Goal |
Report how many lines contain the word "JSON"; answer with the number only.

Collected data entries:
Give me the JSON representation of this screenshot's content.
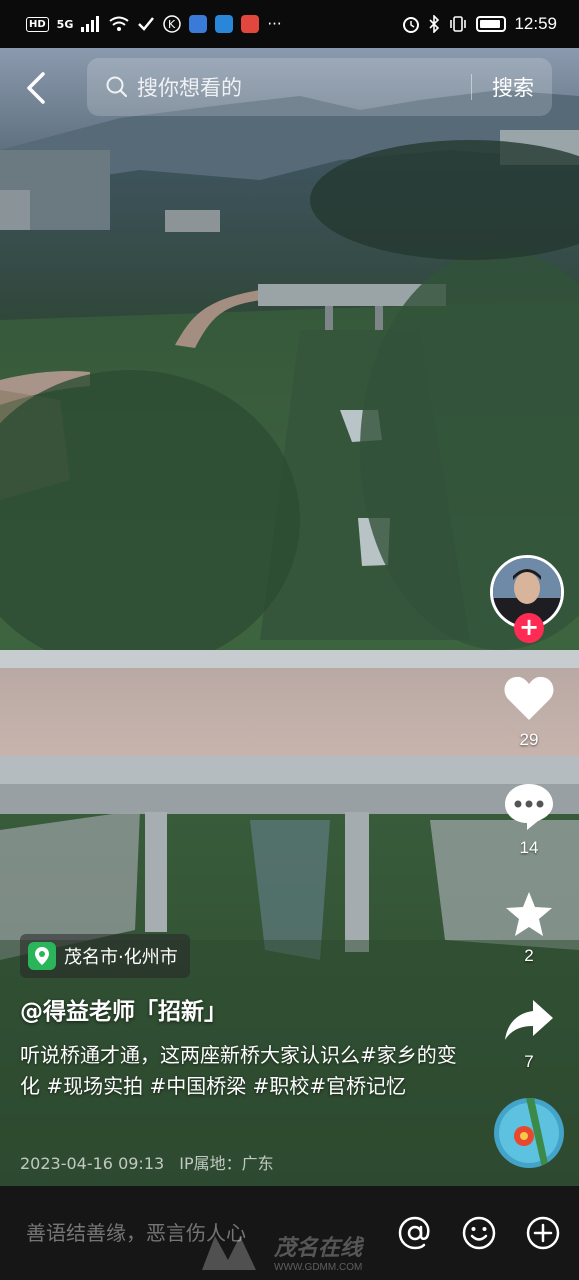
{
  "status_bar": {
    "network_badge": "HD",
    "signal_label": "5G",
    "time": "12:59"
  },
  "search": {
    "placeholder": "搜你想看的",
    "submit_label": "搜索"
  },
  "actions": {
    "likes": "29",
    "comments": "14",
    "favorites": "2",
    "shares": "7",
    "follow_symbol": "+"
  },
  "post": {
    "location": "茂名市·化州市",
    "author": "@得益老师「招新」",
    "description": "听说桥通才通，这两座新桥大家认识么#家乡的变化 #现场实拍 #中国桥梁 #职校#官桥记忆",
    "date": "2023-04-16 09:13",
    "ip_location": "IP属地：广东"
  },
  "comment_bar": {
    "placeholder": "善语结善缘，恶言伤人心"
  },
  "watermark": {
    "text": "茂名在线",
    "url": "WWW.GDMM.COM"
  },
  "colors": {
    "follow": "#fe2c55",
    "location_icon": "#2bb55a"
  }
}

* * *

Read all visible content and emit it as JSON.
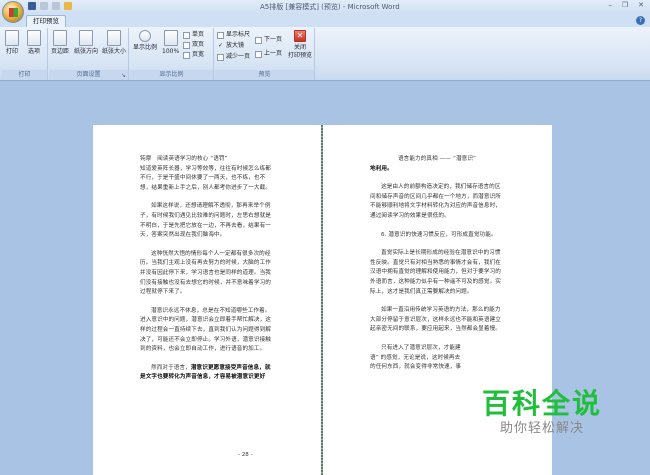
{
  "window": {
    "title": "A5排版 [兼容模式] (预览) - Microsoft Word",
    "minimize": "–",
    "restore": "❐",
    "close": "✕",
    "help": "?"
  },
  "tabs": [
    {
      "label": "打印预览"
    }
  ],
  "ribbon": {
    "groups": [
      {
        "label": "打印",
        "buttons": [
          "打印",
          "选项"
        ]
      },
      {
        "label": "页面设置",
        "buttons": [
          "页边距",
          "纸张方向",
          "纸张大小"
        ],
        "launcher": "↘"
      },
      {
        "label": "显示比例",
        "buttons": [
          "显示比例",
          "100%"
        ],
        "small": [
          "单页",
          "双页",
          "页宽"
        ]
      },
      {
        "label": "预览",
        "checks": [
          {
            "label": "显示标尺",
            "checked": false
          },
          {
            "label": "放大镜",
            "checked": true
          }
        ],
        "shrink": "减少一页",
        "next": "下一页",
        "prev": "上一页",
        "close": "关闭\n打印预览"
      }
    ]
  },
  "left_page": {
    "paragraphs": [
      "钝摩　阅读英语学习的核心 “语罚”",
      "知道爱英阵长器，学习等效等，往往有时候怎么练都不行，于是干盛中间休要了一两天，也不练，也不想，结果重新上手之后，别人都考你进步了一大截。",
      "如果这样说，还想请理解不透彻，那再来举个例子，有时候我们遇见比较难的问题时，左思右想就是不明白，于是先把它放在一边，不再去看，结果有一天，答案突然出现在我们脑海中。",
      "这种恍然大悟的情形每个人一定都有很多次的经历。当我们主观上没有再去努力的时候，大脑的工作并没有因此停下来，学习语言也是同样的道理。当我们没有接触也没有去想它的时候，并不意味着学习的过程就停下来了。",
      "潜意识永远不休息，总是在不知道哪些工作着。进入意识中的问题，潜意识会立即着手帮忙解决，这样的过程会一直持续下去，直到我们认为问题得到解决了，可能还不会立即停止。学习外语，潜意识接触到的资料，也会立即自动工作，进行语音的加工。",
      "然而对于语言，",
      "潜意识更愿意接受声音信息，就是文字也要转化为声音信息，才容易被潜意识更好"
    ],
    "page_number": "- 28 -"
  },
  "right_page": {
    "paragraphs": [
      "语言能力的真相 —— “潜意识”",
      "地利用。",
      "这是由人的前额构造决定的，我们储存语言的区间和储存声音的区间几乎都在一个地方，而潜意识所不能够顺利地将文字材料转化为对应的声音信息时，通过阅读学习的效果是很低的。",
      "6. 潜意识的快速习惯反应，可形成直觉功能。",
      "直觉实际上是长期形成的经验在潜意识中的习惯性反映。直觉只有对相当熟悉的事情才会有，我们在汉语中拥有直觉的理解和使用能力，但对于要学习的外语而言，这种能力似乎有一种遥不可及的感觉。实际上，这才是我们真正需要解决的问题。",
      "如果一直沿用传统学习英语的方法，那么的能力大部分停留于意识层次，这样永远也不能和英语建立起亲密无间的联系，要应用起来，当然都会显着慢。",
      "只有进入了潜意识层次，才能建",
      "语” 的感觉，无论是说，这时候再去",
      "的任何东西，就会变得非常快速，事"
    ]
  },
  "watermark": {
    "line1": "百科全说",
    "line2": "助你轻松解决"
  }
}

...

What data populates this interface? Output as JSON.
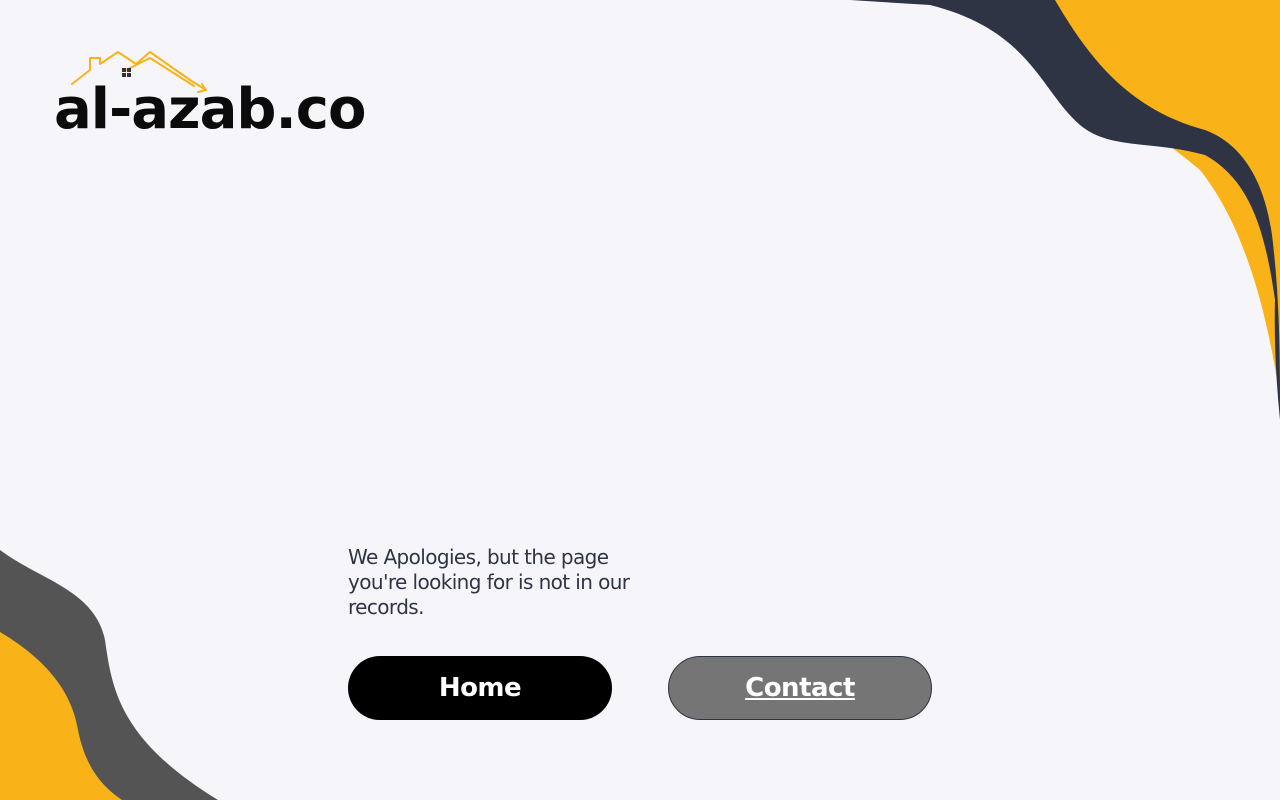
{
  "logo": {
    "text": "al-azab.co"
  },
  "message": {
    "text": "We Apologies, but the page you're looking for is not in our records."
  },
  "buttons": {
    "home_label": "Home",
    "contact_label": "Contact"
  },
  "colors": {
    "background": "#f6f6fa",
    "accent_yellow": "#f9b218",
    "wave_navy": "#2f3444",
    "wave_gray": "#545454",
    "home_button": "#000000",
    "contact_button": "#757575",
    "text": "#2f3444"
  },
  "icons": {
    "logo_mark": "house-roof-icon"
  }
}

Task solution |
3